Task to complete:
Leave out the images; return the rest of the data exactly.
___ Data provided ___
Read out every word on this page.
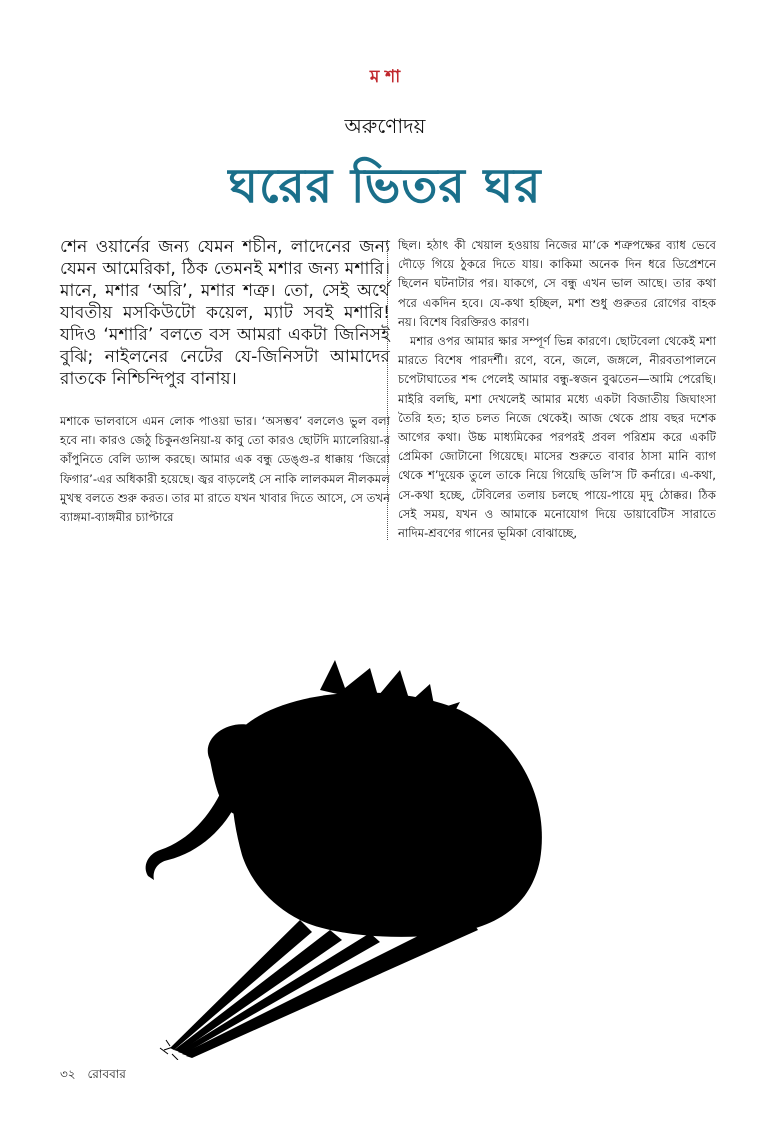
ম শা
অরুণোদয়
ঘরের ভিতর ঘর

শেন ওয়ার্নের জন্য যেমন শচীন, লাদেনের জন্য যেমন আমেরিকা, ঠিক তেমনই মশার জন্য মশারি। মানে, মশার ‘অরি’, মশার শত্রু। তো, সেই অর্থে যাবতীয় মসকিউটো কয়েল, ম্যাট সবই মশারি! যদিও ‘মশারি’ বলতে বস আমরা একটা জিনিসই বুঝি; নাইলনের নেটের যে-জিনিসটা আমাদের রাতকে নিশ্চিন্দিপুর বানায়।

মশাকে ভালবাসে এমন লোক পাওয়া ভার। ‘অসম্ভব’ বললেও ভুল বলা হবে না। কারও জেঠু চিকুনগুনিয়া-য় কাবু তো কারও ছোটদি ম্যালেরিয়া-র কাঁপুনিতে বেলি ড্যান্স করছে। আমার এক বন্ধু ডেঙ্গু-র ধাক্কায় ‘জিরো ফিগার’-এর অধিকারী হয়েছে। জ্বর বাড়লেই সে নাকি লালকমল নীলকমল মুখস্থ বলতে শুরু করত। তার মা রাতে যখন খাবার দিতে আসে, সে তখন ব্যাঙ্গমা-ব্যাঙ্গমীর চ্যাপ্টারে

ছিল। হঠাৎ কী খেয়াল হওয়ায় নিজের মা’কে শত্রুপক্ষের ব্যাধ ভেবে দৌড়ে গিয়ে ঠুকরে দিতে যায়। কাকিমা অনেক দিন ধরে ডিপ্রেশনে ছিলেন ঘটনাটার পর। যাকগে, সে বন্ধু এখন ভাল আছে। তার কথা পরে একদিন হবে। যে-কথা হচ্ছিল, মশা শুধু গুরুতর রোগের বাহক নয়। বিশেষ বিরক্তিরও কারণ।

মশার ওপর আমার ক্ষার সম্পূর্ণ ভিন্ন কারণে। ছোটবেলা থেকেই মশা মারতে বিশেষ পারদর্শী। রণে, বনে, জলে, জঙ্গলে, নীরবতাপালনে চপেটাঘাতের শব্দ পেলেই আমার বন্ধু-স্বজন বুঝতেন—আমি পেরেছি। মাইরি বলছি, মশা দেখলেই আমার মধ্যে একটা বিজাতীয় জিঘাংসা তৈরি হত; হাত চলত নিজে থেকেই। আজ থেকে প্রায় বছর দশেক আগের কথা। উচ্চ মাধ্যমিকের পরপরই প্রবল পরিশ্রম করে একটি প্রেমিকা জোটানো গিয়েছে। মাসের শুরুতে বাবার ঠাসা মানি ব্যাগ থেকে শ’দুয়েক তুলে তাকে নিয়ে গিয়েছি ডলি’স টি কর্নারে। এ-কথা, সে-কথা হচ্ছে, টেবিলের তলায় চলছে পায়ে-পায়ে মৃদু ঠোক্কর। ঠিক সেই সময়, যখন ও আমাকে মনোযোগ দিয়ে ডায়াবেটিস সারাতে নাদিম-শ্রবণের গানের ভূমিকা বোঝাচ্ছে,

৩২ রোববার
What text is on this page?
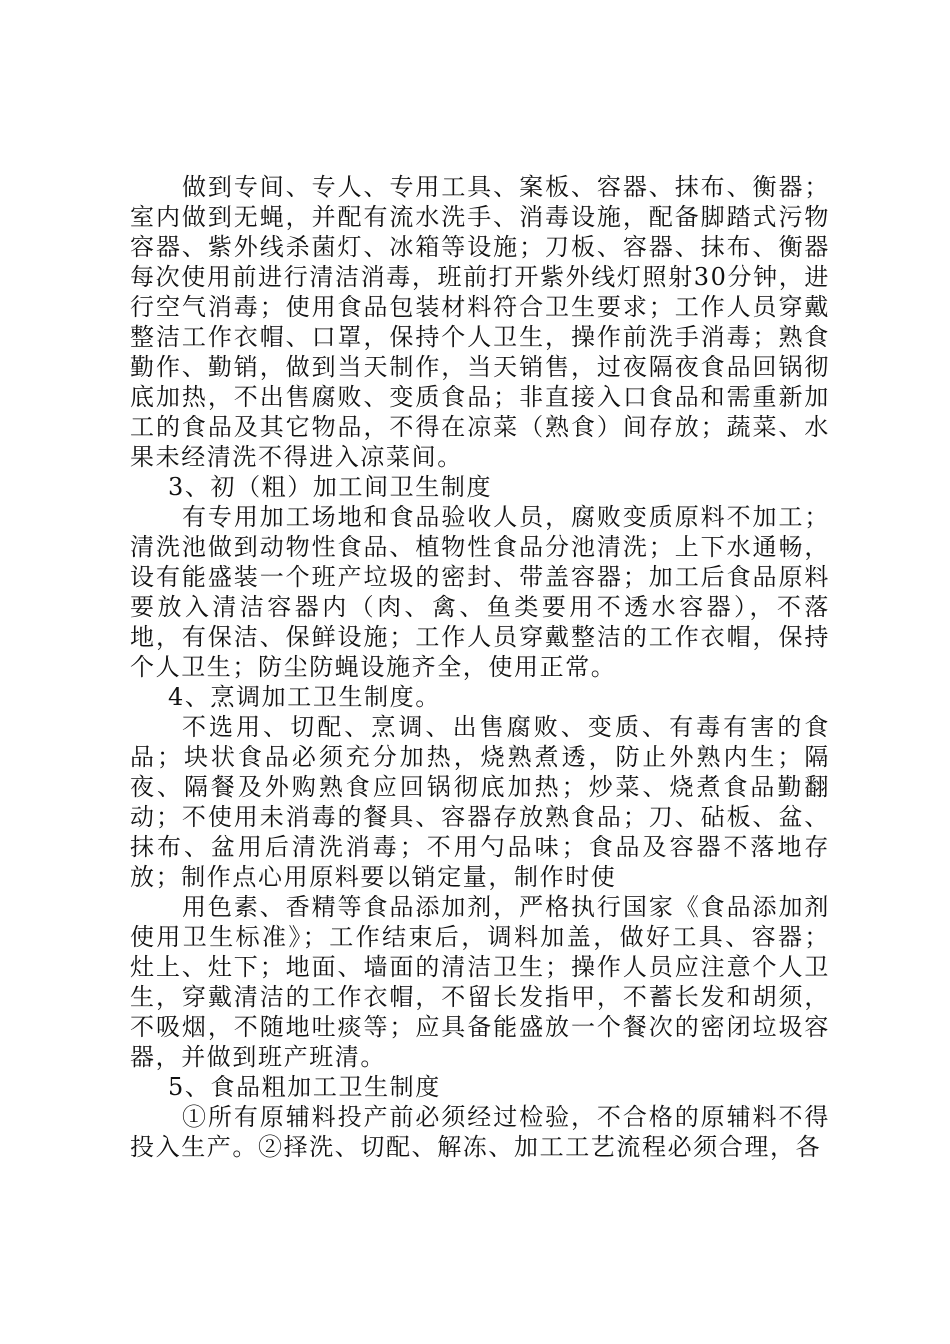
做到专间、专人、专用工具、案板、容器、抹布、衡器；室内做到无蝇，并配有流水洗手、消毒设施，配备脚踏式污物容器、紫外线杀菌灯、冰箱等设施；刀板、容器、抹布、衡器每次使用前进行清洁消毒，班前打开紫外线灯照射30分钟，进行空气消毒；使用食品包装材料符合卫生要求；工作人员穿戴整洁工作衣帽、口罩，保持个人卫生，操作前洗手消毒；熟食勤作、勤销，做到当天制作，当天销售，过夜隔夜食品回锅彻底加热，不出售腐败、变质食品；非直接入口食品和需重新加工的食品及其它物品，不得在凉菜（熟食）间存放；蔬菜、水果未经清洗不得进入凉菜间。

3、初（粗）加工间卫生制度

有专用加工场地和食品验收人员，腐败变质原料不加工；清洗池做到动物性食品、植物性食品分池清洗；上下水通畅，设有能盛装一个班产垃圾的密封、带盖容器；加工后食品原料要放入清洁容器内（肉、禽、鱼类要用不透水容器），不落地，有保洁、保鲜设施；工作人员穿戴整洁的工作衣帽，保持个人卫生；防尘防蝇设施齐全，使用正常。

4、烹调加工卫生制度。

不选用、切配、烹调、出售腐败、变质、有毒有害的食品；块状食品必须充分加热，烧熟煮透，防止外熟内生；隔夜、隔餐及外购熟食应回锅彻底加热；炒菜、烧煮食品勤翻动；不使用未消毒的餐具、容器存放熟食品；刀、砧板、盆、抹布、盆用后清洗消毒；不用勺品味；食品及容器不落地存放；制作点心用原料要以销定量，制作时使

用色素、香精等食品添加剂，严格执行国家《食品添加剂使用卫生标准》；工作结束后，调料加盖，做好工具、容器；灶上、灶下；地面、墙面的清洁卫生；操作人员应注意个人卫生，穿戴清洁的工作衣帽，不留长发指甲，不蓄长发和胡须，不吸烟，不随地吐痰等；应具备能盛放一个餐次的密闭垃圾容器，并做到班产班清。

5、食品粗加工卫生制度

①所有原辅料投产前必须经过检验，不合格的原辅料不得投入生产。②择洗、切配、解冻、加工工艺流程必须合理，各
___
Answer in full:
Read out every word on this page.
ম শা
অরুণোদয়
ঘরের ভিতর ঘর

শেন ওয়ার্নের জন্য যেমন শচীন, লাদেনের জন্য যেমন আমেরিকা, ঠিক তেমনই মশার জন্য মশারি। মানে, মশার ‘অরি’, মশার শত্রু। তো, সেই অর্থে যাবতীয় মসকিউটো কয়েল, ম্যাট সবই মশারি! যদিও ‘মশারি’ বলতে বস আমরা একটা জিনিসই বুঝি; নাইলনের নেটের যে-জিনিসটা আমাদের রাতকে নিশ্চিন্দিপুর বানায়।

মশাকে ভালবাসে এমন লোক পাওয়া ভার। ‘অসম্ভব’ বললেও ভুল বলা হবে না। কারও জেঠু চিকুনগুনিয়া-য় কাবু তো কারও ছোটদি ম্যালেরিয়া-র কাঁপুনিতে বেলি ড্যান্স করছে। আমার এক বন্ধু ডেঙ্গু-র ধাক্কায় ‘জিরো ফিগার’-এর অধিকারী হয়েছে। জ্বর বাড়লেই সে নাকি লালকমল নীলকমল মুখস্থ বলতে শুরু করত। তার মা রাতে যখন খাবার দিতে আসে, সে তখন ব্যাঙ্গমা-ব্যাঙ্গমীর চ্যাপ্টারে

ছিল। হঠাৎ কী খেয়াল হওয়ায় নিজের মা’কে শত্রুপক্ষের ব্যাধ ভেবে দৌড়ে গিয়ে ঠুকরে দিতে যায়। কাকিমা অনেক দিন ধরে ডিপ্রেশনে ছিলেন ঘটনাটার পর। যাকগে, সে বন্ধু এখন ভাল আছে। তার কথা পরে একদিন হবে। যে-কথা হচ্ছিল, মশা শুধু গুরুতর রোগের বাহক নয়। বিশেষ বিরক্তিরও কারণ।

মশার ওপর আমার ক্ষার সম্পূর্ণ ভিন্ন কারণে। ছোটবেলা থেকেই মশা মারতে বিশেষ পারদর্শী। রণে, বনে, জলে, জঙ্গলে, নীরবতাপালনে চপেটাঘাতের শব্দ পেলেই আমার বন্ধু-স্বজন বুঝতেন—আমি পেরেছি। মাইরি বলছি, মশা দেখলেই আমার মধ্যে একটা বিজাতীয় জিঘাংসা তৈরি হত; হাত চলত নিজে থেকেই। আজ থেকে প্রায় বছর দশেক আগের কথা। উচ্চ মাধ্যমিকের পরপরই প্রবল পরিশ্রম করে একটি প্রেমিকা জোটানো গিয়েছে। মাসের শুরুতে বাবার ঠাসা মানি ব্যাগ থেকে শ’দুয়েক তুলে তাকে নিয়ে গিয়েছি ডলি’স টি কর্নারে। এ-কথা, সে-কথা হচ্ছে, টেবিলের তলায় চলছে পায়ে-পায়ে মৃদু ঠোক্কর। ঠিক সেই সময়, যখন ও আমাকে মনোযোগ দিয়ে ডায়াবেটিস সারাতে নাদিম-শ্রবণের গানের ভূমিকা বোঝাচ্ছে,

৩২ রোববার
What text is on this page?
做到专间、专人、专用工具、案板、容器、抹布、衡器；室内做到无蝇，并配有流水洗手、消毒设施，配备脚踏式污物容器、紫外线杀菌灯、冰箱等设施；刀板、容器、抹布、衡器每次使用前进行清洁消毒，班前打开紫外线灯照射30分钟，进行空气消毒；使用食品包装材料符合卫生要求；工作人员穿戴整洁工作衣帽、口罩，保持个人卫生，操作前洗手消毒；熟食勤作、勤销，做到当天制作，当天销售，过夜隔夜食品回锅彻底加热，不出售腐败、变质食品；非直接入口食品和需重新加工的食品及其它物品，不得在凉菜（熟食）间存放；蔬菜、水果未经清洗不得进入凉菜间。

3、初（粗）加工间卫生制度

有专用加工场地和食品验收人员，腐败变质原料不加工；清洗池做到动物性食品、植物性食品分池清洗；上下水通畅，设有能盛装一个班产垃圾的密封、带盖容器；加工后食品原料要放入清洁容器内（肉、禽、鱼类要用不透水容器），不落地，有保洁、保鲜设施；工作人员穿戴整洁的工作衣帽，保持个人卫生；防尘防蝇设施齐全，使用正常。

4、烹调加工卫生制度。

不选用、切配、烹调、出售腐败、变质、有毒有害的食品；块状食品必须充分加热，烧熟煮透，防止外熟内生；隔夜、隔餐及外购熟食应回锅彻底加热；炒菜、烧煮食品勤翻动；不使用未消毒的餐具、容器存放熟食品；刀、砧板、盆、抹布、盆用后清洗消毒；不用勺品味；食品及容器不落地存放；制作点心用原料要以销定量，制作时使

用色素、香精等食品添加剂，严格执行国家《食品添加剂使用卫生标准》；工作结束后，调料加盖，做好工具、容器；灶上、灶下；地面、墙面的清洁卫生；操作人员应注意个人卫生，穿戴清洁的工作衣帽，不留长发指甲，不蓄长发和胡须，不吸烟，不随地吐痰等；应具备能盛放一个餐次的密闭垃圾容器，并做到班产班清。

5、食品粗加工卫生制度

①所有原辅料投产前必须经过检验，不合格的原辅料不得投入生产。②择洗、切配、解冻、加工工艺流程必须合理，各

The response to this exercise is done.